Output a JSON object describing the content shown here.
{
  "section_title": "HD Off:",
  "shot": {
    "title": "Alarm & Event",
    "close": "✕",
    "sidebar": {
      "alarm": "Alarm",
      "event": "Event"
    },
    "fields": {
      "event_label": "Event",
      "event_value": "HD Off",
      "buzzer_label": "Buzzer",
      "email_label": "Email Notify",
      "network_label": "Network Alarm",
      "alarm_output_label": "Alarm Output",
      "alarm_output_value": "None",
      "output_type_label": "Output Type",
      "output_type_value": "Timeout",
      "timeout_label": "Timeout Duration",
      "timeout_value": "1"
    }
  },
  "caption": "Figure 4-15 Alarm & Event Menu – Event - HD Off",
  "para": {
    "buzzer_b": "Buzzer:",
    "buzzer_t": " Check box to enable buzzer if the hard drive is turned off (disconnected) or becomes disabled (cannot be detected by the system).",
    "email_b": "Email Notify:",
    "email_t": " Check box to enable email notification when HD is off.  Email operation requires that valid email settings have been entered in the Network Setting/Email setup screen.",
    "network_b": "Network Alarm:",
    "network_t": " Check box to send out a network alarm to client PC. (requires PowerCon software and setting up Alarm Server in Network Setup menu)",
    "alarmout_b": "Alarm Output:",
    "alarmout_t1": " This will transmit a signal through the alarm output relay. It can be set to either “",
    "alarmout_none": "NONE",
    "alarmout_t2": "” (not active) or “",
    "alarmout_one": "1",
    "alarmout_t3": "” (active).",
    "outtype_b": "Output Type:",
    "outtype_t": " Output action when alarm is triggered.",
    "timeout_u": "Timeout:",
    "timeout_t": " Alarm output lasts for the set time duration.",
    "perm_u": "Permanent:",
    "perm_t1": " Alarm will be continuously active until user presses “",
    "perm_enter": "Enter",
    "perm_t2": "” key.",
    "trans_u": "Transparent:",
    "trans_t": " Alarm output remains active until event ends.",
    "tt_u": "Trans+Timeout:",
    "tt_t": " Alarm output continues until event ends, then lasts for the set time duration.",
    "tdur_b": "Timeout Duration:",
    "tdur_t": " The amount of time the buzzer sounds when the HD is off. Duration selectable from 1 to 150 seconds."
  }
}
* * *
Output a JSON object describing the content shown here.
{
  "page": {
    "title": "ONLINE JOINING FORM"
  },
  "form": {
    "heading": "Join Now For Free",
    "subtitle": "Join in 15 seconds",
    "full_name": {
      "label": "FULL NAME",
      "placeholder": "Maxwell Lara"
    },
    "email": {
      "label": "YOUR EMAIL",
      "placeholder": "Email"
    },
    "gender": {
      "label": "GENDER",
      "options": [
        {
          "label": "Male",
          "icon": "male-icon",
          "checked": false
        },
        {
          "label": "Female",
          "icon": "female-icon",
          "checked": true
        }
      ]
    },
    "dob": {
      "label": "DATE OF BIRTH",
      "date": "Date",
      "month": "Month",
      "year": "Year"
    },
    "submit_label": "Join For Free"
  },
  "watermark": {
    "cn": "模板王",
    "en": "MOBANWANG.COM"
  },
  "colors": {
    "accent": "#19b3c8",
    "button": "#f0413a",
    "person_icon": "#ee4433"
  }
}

Requirement: Go through the records and gather the lines that hold "seconds".

Response:
    "tdur_t": " The amount of time the buzzer sounds when the HD is off. Duration selectable from 1 to 150 seconds."
    "subtitle": "Join in 15 seconds",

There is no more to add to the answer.